*PROVIDED INFORMATION*
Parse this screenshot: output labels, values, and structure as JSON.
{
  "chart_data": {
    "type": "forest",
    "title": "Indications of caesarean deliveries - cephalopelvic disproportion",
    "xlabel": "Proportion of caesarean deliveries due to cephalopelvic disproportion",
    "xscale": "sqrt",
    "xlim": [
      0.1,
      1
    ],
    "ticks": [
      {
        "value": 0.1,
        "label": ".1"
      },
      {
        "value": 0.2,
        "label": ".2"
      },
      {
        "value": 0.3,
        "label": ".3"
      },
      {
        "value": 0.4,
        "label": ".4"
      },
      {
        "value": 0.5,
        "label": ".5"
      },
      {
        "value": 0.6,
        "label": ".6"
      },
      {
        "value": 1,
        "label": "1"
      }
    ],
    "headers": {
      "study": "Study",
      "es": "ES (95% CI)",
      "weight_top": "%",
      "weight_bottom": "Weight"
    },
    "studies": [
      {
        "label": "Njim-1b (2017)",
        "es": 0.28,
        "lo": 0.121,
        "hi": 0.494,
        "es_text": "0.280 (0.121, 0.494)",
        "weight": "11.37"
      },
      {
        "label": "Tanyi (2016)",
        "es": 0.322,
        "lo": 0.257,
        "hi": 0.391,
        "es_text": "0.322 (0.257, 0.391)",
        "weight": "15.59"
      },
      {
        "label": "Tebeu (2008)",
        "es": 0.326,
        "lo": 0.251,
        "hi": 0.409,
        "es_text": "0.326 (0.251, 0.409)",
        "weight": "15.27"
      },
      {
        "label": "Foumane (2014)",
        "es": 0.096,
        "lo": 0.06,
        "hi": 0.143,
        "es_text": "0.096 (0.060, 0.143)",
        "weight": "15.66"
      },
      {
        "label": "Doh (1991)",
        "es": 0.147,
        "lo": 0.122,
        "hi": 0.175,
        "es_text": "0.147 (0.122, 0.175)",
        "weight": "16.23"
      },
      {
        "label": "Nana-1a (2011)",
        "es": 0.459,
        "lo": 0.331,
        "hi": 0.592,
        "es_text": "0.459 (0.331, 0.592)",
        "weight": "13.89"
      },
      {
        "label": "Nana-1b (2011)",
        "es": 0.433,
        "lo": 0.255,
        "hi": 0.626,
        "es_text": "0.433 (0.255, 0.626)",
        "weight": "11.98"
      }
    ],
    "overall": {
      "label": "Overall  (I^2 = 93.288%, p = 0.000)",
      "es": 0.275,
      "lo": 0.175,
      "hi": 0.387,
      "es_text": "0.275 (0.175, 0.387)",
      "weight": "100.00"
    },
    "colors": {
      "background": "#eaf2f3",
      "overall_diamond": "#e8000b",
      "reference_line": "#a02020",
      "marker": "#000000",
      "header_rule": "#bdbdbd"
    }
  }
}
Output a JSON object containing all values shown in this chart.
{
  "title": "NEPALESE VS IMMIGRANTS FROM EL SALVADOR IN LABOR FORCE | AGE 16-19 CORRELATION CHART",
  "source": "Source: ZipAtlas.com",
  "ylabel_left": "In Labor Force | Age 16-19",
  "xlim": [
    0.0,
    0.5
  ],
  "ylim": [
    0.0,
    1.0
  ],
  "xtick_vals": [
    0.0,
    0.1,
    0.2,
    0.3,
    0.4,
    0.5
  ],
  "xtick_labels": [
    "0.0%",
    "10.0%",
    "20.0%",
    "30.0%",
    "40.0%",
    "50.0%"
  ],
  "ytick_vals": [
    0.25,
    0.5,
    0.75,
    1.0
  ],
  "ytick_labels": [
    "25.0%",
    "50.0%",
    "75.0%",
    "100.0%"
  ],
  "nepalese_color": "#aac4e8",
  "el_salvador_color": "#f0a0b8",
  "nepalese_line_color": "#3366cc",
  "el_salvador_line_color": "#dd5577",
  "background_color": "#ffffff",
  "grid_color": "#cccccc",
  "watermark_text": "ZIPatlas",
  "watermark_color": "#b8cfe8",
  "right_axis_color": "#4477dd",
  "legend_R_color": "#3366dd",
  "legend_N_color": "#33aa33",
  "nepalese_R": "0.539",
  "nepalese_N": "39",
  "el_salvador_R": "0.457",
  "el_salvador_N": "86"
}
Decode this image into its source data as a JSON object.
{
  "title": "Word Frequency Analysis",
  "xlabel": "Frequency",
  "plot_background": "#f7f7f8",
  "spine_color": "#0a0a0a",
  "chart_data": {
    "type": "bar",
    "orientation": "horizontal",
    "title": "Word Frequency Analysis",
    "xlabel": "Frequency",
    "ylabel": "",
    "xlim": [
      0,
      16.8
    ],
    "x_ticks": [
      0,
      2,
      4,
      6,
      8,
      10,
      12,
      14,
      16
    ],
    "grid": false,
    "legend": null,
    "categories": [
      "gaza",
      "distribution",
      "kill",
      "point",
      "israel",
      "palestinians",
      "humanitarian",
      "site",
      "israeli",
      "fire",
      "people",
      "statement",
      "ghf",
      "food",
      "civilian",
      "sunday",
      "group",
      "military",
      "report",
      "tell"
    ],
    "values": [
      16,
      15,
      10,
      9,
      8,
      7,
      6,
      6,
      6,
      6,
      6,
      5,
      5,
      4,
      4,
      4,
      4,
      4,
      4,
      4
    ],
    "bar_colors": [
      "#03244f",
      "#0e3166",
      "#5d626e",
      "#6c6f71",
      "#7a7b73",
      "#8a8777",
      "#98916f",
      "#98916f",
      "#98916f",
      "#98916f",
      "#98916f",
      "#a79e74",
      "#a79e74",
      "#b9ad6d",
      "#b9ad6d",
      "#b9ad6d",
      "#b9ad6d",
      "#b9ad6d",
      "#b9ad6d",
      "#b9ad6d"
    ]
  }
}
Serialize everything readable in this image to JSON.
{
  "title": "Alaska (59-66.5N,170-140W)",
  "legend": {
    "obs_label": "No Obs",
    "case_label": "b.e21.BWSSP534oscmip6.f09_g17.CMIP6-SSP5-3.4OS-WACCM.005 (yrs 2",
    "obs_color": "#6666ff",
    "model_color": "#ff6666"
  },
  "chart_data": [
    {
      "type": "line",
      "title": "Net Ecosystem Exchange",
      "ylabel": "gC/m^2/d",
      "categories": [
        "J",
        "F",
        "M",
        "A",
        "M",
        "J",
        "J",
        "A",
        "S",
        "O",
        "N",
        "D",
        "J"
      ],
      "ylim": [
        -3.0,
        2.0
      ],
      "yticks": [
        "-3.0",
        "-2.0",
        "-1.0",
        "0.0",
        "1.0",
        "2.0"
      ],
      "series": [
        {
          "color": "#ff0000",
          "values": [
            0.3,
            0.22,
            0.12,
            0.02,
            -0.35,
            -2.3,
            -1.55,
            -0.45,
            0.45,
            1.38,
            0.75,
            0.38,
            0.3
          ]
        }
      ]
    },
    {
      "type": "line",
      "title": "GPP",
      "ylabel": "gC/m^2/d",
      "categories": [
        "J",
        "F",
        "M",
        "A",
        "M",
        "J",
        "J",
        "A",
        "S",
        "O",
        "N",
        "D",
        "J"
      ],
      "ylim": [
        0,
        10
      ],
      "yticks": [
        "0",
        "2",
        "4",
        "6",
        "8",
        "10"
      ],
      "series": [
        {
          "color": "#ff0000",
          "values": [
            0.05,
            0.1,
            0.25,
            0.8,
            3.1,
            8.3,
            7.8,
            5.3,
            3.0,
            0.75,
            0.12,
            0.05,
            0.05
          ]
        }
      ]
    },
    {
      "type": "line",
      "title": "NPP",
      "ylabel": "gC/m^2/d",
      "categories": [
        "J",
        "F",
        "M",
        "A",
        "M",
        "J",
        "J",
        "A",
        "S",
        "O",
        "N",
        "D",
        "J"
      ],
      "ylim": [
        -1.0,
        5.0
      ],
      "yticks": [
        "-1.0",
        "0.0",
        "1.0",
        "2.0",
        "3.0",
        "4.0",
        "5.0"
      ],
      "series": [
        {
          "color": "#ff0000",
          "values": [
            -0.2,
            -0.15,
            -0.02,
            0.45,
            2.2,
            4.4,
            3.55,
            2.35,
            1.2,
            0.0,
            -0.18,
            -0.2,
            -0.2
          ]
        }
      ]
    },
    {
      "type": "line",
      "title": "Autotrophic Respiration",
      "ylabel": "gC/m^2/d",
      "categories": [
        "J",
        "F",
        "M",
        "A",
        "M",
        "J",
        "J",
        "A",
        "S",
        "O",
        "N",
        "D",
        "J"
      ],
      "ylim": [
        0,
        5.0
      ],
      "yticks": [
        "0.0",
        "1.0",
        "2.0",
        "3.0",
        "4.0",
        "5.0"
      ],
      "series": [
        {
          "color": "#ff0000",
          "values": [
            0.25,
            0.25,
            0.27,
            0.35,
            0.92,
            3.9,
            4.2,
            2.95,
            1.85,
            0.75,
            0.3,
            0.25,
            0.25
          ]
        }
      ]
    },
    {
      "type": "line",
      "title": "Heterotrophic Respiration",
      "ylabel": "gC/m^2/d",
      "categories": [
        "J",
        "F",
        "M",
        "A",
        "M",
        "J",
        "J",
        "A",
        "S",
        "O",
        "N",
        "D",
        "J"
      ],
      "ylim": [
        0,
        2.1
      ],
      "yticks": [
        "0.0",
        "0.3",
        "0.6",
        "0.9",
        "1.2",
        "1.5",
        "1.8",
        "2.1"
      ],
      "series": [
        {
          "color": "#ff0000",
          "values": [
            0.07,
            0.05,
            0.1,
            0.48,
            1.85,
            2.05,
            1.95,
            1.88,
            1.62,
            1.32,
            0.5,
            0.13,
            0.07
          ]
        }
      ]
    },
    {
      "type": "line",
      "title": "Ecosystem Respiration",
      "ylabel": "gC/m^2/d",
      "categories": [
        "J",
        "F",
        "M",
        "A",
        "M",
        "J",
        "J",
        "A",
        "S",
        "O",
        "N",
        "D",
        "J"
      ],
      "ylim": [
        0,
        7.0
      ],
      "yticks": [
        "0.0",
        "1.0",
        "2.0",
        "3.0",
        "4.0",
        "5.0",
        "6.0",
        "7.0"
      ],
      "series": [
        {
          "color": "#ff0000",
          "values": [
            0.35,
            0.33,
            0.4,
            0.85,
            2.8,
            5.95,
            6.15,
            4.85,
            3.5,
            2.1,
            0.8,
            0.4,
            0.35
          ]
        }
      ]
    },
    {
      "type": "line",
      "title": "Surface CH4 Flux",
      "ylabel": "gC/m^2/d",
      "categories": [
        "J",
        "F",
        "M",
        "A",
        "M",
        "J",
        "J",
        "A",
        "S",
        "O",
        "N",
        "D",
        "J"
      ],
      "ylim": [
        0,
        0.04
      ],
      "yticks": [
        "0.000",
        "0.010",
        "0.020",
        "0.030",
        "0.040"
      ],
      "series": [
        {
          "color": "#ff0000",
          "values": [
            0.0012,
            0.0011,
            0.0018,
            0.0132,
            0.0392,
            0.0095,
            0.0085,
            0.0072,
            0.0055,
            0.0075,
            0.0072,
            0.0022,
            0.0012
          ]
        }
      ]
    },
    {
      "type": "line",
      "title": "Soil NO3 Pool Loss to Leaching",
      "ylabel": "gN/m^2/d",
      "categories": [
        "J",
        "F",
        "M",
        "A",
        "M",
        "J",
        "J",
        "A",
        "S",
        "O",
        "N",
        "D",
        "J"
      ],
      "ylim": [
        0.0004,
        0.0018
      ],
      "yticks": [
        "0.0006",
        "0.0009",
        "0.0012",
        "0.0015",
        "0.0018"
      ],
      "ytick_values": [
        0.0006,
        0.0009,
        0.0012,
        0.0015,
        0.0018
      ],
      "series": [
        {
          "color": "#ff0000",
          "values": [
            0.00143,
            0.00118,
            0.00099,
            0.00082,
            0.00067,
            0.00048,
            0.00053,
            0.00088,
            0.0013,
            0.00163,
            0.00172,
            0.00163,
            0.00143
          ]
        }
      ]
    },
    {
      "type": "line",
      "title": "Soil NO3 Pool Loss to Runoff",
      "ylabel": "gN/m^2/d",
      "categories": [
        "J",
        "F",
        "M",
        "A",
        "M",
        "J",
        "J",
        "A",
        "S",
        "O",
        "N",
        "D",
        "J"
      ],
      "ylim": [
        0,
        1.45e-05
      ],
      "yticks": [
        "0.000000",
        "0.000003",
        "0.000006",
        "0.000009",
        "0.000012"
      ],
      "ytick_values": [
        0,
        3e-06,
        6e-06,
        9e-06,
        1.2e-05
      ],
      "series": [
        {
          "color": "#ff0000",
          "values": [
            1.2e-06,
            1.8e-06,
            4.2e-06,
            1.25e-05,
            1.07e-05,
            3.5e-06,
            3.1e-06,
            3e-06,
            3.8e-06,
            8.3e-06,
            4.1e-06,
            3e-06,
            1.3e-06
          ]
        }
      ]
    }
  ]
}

*PROBLEM TO WORK ON*
Scan the material above for the word "Pool". Copy each line where it occurs.

*SOLUTION FOR THIS EXERCISE*
      "title": "Soil NO3 Pool Loss to Leaching",
      "title": "Soil NO3 Pool Loss to Runoff",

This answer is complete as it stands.